▶ _WHAT NEEDS TO BE DONE_:
Transcribe every entry word for word, but skip the images.

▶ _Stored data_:
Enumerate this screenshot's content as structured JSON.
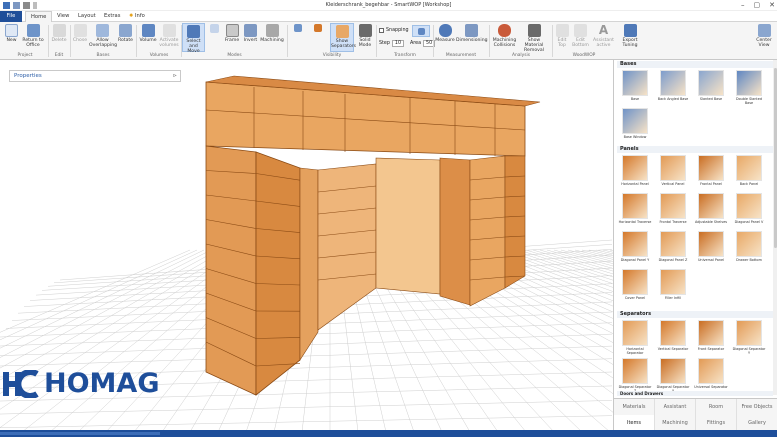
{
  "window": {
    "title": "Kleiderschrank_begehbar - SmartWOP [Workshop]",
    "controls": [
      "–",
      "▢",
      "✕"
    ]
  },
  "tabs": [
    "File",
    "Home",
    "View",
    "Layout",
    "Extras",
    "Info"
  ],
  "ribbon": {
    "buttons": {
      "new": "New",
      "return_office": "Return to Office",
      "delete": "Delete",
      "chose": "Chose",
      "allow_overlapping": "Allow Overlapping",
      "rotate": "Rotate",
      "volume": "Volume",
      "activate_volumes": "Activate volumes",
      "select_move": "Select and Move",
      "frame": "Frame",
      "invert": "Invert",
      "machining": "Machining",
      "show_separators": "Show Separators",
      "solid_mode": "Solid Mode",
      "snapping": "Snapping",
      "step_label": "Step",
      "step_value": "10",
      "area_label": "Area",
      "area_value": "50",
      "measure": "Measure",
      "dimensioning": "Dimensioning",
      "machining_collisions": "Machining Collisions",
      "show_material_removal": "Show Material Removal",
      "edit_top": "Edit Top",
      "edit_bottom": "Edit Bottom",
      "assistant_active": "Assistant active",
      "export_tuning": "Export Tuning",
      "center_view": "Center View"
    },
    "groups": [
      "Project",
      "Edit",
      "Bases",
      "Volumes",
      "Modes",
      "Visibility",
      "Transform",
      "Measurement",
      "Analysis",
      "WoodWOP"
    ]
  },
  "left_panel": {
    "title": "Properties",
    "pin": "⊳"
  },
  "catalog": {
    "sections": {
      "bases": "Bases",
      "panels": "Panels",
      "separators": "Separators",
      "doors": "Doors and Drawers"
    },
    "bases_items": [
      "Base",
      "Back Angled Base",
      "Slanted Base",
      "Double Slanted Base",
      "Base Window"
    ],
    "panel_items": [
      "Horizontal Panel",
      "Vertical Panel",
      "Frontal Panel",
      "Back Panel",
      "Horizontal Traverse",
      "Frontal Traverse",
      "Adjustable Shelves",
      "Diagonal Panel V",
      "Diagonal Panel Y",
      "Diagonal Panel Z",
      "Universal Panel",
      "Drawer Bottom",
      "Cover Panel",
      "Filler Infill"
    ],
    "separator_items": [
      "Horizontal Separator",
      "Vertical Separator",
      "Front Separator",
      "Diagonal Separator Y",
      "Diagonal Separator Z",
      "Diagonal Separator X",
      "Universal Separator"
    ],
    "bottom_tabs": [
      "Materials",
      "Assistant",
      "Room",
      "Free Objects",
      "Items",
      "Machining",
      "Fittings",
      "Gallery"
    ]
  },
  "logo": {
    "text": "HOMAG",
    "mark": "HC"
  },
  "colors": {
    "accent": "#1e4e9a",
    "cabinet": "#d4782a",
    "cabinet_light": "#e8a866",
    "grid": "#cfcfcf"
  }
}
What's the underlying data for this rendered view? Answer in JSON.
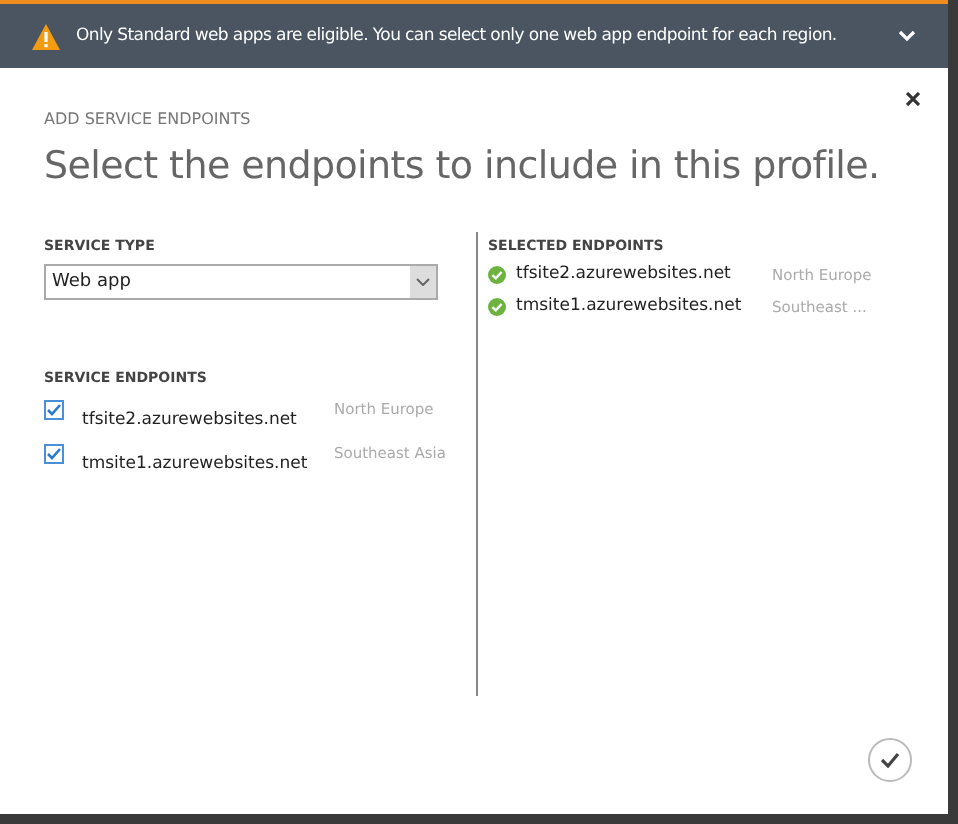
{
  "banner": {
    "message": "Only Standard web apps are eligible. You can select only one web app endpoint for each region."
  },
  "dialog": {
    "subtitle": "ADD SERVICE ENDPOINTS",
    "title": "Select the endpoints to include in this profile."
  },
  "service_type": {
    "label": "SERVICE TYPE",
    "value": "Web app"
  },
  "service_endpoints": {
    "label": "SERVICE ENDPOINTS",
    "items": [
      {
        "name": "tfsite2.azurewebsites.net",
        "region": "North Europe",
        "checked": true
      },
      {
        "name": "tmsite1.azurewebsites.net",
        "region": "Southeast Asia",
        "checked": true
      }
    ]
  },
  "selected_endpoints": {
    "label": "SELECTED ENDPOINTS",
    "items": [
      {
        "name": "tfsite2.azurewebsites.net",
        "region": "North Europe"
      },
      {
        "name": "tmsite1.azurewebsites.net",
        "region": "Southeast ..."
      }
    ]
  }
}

▶ _CORRECT ANSWER_:
Enumerate this screenshot's content as structured JSON.
{
  "window": {
    "title": "Kleiderschrank_begehbar - SmartWOP [Workshop]",
    "controls": [
      "–",
      "▢",
      "✕"
    ]
  },
  "tabs": [
    "File",
    "Home",
    "View",
    "Layout",
    "Extras",
    "Info"
  ],
  "ribbon": {
    "buttons": {
      "new": "New",
      "return_office": "Return to Office",
      "delete": "Delete",
      "chose": "Chose",
      "allow_overlapping": "Allow Overlapping",
      "rotate": "Rotate",
      "volume": "Volume",
      "activate_volumes": "Activate volumes",
      "select_move": "Select and Move",
      "frame": "Frame",
      "invert": "Invert",
      "machining": "Machining",
      "show_separators": "Show Separators",
      "solid_mode": "Solid Mode",
      "snapping": "Snapping",
      "step_label": "Step",
      "step_value": "10",
      "area_label": "Area",
      "area_value": "50",
      "measure": "Measure",
      "dimensioning": "Dimensioning",
      "machining_collisions": "Machining Collisions",
      "show_material_removal": "Show Material Removal",
      "edit_top": "Edit Top",
      "edit_bottom": "Edit Bottom",
      "assistant_active": "Assistant active",
      "export_tuning": "Export Tuning",
      "center_view": "Center View"
    },
    "groups": [
      "Project",
      "Edit",
      "Bases",
      "Volumes",
      "Modes",
      "Visibility",
      "Transform",
      "Measurement",
      "Analysis",
      "WoodWOP"
    ]
  },
  "left_panel": {
    "title": "Properties",
    "pin": "⊳"
  },
  "catalog": {
    "sections": {
      "bases": "Bases",
      "panels": "Panels",
      "separators": "Separators",
      "doors": "Doors and Drawers"
    },
    "bases_items": [
      "Base",
      "Back Angled Base",
      "Slanted Base",
      "Double Slanted Base",
      "Base Window"
    ],
    "panel_items": [
      "Horizontal Panel",
      "Vertical Panel",
      "Frontal Panel",
      "Back Panel",
      "Horizontal Traverse",
      "Frontal Traverse",
      "Adjustable Shelves",
      "Diagonal Panel V",
      "Diagonal Panel Y",
      "Diagonal Panel Z",
      "Universal Panel",
      "Drawer Bottom",
      "Cover Panel",
      "Filler Infill"
    ],
    "separator_items": [
      "Horizontal Separator",
      "Vertical Separator",
      "Front Separator",
      "Diagonal Separator Y",
      "Diagonal Separator Z",
      "Diagonal Separator X",
      "Universal Separator"
    ],
    "bottom_tabs": [
      "Materials",
      "Assistant",
      "Room",
      "Free Objects",
      "Items",
      "Machining",
      "Fittings",
      "Gallery"
    ]
  },
  "logo": {
    "text": "HOMAG",
    "mark": "HC"
  },
  "colors": {
    "accent": "#1e4e9a",
    "cabinet": "#d4782a",
    "cabinet_light": "#e8a866",
    "grid": "#cfcfcf"
  }
}
What's the underlying data for this rendered view? Answer in JSON.
{
  "banner": {
    "message": "Only Standard web apps are eligible. You can select only one web app endpoint for each region."
  },
  "dialog": {
    "subtitle": "ADD SERVICE ENDPOINTS",
    "title": "Select the endpoints to include in this profile."
  },
  "service_type": {
    "label": "SERVICE TYPE",
    "value": "Web app"
  },
  "service_endpoints": {
    "label": "SERVICE ENDPOINTS",
    "items": [
      {
        "name": "tfsite2.azurewebsites.net",
        "region": "North Europe",
        "checked": true
      },
      {
        "name": "tmsite1.azurewebsites.net",
        "region": "Southeast Asia",
        "checked": true
      }
    ]
  },
  "selected_endpoints": {
    "label": "SELECTED ENDPOINTS",
    "items": [
      {
        "name": "tfsite2.azurewebsites.net",
        "region": "North Europe"
      },
      {
        "name": "tmsite1.azurewebsites.net",
        "region": "Southeast ..."
      }
    ]
  }
}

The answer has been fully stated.